* **Exercise directions**
Determine how many lines of the records include "this", and answer with the number alone.

* **Records shown**
((

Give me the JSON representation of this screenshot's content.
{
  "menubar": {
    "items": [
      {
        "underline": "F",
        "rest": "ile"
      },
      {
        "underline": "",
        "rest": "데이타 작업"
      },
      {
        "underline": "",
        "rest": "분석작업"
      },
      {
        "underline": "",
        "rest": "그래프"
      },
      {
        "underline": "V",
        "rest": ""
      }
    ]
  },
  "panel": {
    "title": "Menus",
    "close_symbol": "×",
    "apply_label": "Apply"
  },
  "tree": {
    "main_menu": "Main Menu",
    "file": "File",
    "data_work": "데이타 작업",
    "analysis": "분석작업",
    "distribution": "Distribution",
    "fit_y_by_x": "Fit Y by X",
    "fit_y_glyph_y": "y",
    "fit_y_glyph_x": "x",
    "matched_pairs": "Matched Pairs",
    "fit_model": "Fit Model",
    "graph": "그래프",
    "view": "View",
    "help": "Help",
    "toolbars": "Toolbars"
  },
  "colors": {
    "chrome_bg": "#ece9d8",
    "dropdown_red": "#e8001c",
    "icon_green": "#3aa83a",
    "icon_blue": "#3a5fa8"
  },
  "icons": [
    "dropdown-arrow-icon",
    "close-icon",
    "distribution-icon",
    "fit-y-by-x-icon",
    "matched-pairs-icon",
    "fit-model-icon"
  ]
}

))
((

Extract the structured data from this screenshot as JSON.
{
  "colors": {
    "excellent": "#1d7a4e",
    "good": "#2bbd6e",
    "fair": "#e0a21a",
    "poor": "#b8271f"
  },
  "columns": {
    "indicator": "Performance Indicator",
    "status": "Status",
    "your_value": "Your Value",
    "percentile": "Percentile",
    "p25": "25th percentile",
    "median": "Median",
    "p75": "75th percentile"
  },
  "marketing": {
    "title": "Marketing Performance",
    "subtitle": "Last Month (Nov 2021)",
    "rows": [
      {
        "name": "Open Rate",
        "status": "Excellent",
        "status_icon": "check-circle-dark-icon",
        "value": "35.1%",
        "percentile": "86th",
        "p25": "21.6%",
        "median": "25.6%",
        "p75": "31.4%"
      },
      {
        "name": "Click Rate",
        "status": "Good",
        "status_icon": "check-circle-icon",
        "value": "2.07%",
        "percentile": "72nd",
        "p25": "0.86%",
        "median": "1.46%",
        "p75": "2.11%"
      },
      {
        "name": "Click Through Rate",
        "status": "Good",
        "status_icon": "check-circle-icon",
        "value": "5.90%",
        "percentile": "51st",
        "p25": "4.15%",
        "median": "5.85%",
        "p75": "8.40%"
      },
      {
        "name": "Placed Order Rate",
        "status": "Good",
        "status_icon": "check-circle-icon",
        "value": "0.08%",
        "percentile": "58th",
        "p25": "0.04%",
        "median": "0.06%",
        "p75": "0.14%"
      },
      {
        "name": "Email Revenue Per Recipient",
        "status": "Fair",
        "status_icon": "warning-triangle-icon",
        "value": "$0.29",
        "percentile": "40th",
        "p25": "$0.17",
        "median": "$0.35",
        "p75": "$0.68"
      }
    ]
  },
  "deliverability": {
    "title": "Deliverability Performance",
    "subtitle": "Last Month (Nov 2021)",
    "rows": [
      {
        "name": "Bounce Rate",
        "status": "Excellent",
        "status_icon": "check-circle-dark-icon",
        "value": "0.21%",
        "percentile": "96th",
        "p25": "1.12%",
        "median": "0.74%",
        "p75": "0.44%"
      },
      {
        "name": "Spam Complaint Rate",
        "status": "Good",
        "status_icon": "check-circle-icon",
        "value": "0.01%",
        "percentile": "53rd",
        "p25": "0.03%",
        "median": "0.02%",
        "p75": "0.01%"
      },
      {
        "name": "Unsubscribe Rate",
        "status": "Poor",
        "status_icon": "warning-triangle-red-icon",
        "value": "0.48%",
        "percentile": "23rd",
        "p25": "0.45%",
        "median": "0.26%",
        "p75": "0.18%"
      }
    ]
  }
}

))

* **Response**
2